**WHAT THIS TASK INVOLVES:** Write out every entry word for word.

Dataset items
· · ·

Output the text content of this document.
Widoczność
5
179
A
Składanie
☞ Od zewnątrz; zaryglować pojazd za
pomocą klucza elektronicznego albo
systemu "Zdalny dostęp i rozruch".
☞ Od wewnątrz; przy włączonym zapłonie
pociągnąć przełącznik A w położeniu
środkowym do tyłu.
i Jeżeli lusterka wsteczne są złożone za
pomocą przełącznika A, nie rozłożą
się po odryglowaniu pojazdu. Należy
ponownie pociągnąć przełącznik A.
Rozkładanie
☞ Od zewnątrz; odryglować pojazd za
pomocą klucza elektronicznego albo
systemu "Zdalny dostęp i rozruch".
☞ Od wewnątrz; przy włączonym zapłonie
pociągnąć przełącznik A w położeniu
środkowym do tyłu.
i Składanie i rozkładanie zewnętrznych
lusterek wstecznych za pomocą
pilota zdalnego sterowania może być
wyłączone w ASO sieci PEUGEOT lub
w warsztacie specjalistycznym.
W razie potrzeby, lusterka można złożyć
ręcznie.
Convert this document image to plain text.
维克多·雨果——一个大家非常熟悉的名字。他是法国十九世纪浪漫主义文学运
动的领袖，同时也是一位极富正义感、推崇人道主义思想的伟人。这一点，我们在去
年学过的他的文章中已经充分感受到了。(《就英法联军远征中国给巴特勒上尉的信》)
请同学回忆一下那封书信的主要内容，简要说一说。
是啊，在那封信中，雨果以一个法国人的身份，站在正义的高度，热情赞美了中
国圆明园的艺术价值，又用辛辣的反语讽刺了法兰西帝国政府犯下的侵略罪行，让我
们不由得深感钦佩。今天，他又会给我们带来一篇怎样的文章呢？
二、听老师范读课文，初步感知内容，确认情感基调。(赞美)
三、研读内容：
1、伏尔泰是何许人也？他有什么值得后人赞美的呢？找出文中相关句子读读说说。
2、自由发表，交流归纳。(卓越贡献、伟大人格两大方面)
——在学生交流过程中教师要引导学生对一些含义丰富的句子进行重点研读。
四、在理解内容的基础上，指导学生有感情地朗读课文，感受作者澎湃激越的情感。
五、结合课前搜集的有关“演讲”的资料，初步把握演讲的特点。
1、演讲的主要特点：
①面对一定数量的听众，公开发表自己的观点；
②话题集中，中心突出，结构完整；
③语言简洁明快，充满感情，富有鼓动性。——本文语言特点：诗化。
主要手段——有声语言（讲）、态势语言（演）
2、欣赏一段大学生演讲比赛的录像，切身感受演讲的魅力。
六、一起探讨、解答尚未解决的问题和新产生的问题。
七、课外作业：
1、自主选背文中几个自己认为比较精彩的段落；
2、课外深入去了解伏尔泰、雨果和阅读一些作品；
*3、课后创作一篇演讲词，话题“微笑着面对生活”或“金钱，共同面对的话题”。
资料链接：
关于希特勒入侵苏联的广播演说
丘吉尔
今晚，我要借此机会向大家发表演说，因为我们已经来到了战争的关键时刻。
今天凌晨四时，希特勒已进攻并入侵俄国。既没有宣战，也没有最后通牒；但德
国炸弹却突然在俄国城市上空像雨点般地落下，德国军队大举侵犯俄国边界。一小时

· · ·

**EXERCISE SOLUTION:**
Output the text content of this document.
Widoczność
5
179
A
Składanie
☞ Od zewnątrz; zaryglować pojazd za
pomocą klucza elektronicznego albo
systemu "Zdalny dostęp i rozruch".
☞ Od wewnątrz; przy włączonym zapłonie
pociągnąć przełącznik A w położeniu
środkowym do tyłu.
i Jeżeli lusterka wsteczne są złożone za
pomocą przełącznika A, nie rozłożą
się po odryglowaniu pojazdu. Należy
ponownie pociągnąć przełącznik A.
Rozkładanie
☞ Od zewnątrz; odryglować pojazd za
pomocą klucza elektronicznego albo
systemu "Zdalny dostęp i rozruch".
☞ Od wewnątrz; przy włączonym zapłonie
pociągnąć przełącznik A w położeniu
środkowym do tyłu.
i Składanie i rozkładanie zewnętrznych
lusterek wstecznych za pomocą
pilota zdalnego sterowania może być
wyłączone w ASO sieci PEUGEOT lub
w warsztacie specjalistycznym.
W razie potrzeby, lusterka można złożyć
ręcznie.
Convert this document image to plain text.
维克多·雨果——一个大家非常熟悉的名字。他是法国十九世纪浪漫主义文学运
动的领袖，同时也是一位极富正义感、推崇人道主义思想的伟人。这一点，我们在去
年学过的他的文章中已经充分感受到了。(《就英法联军远征中国给巴特勒上尉的信》)
请同学回忆一下那封书信的主要内容，简要说一说。
是啊，在那封信中，雨果以一个法国人的身份，站在正义的高度，热情赞美了中
国圆明园的艺术价值，又用辛辣的反语讽刺了法兰西帝国政府犯下的侵略罪行，让我
们不由得深感钦佩。今天，他又会给我们带来一篇怎样的文章呢？
二、听老师范读课文，初步感知内容，确认情感基调。(赞美)
三、研读内容：
1、伏尔泰是何许人也？他有什么值得后人赞美的呢？找出文中相关句子读读说说。
2、自由发表，交流归纳。(卓越贡献、伟大人格两大方面)
——在学生交流过程中教师要引导学生对一些含义丰富的句子进行重点研读。
四、在理解内容的基础上，指导学生有感情地朗读课文，感受作者澎湃激越的情感。
五、结合课前搜集的有关“演讲”的资料，初步把握演讲的特点。
1、演讲的主要特点：
①面对一定数量的听众，公开发表自己的观点；
②话题集中，中心突出，结构完整；
③语言简洁明快，充满感情，富有鼓动性。——本文语言特点：诗化。
主要手段——有声语言（讲）、态势语言（演）
2、欣赏一段大学生演讲比赛的录像，切身感受演讲的魅力。
六、一起探讨、解答尚未解决的问题和新产生的问题。
七、课外作业：
1、自主选背文中几个自己认为比较精彩的段落；
2、课外深入去了解伏尔泰、雨果和阅读一些作品；
*3、课后创作一篇演讲词，话题“微笑着面对生活”或“金钱，共同面对的话题”。
资料链接：
关于希特勒入侵苏联的广播演说
丘吉尔
今晚，我要借此机会向大家发表演说，因为我们已经来到了战争的关键时刻。
今天凌晨四时，希特勒已进攻并入侵俄国。既没有宣战，也没有最后通牒；但德
国炸弹却突然在俄国城市上空像雨点般地落下，德国军队大举侵犯俄国边界。一小时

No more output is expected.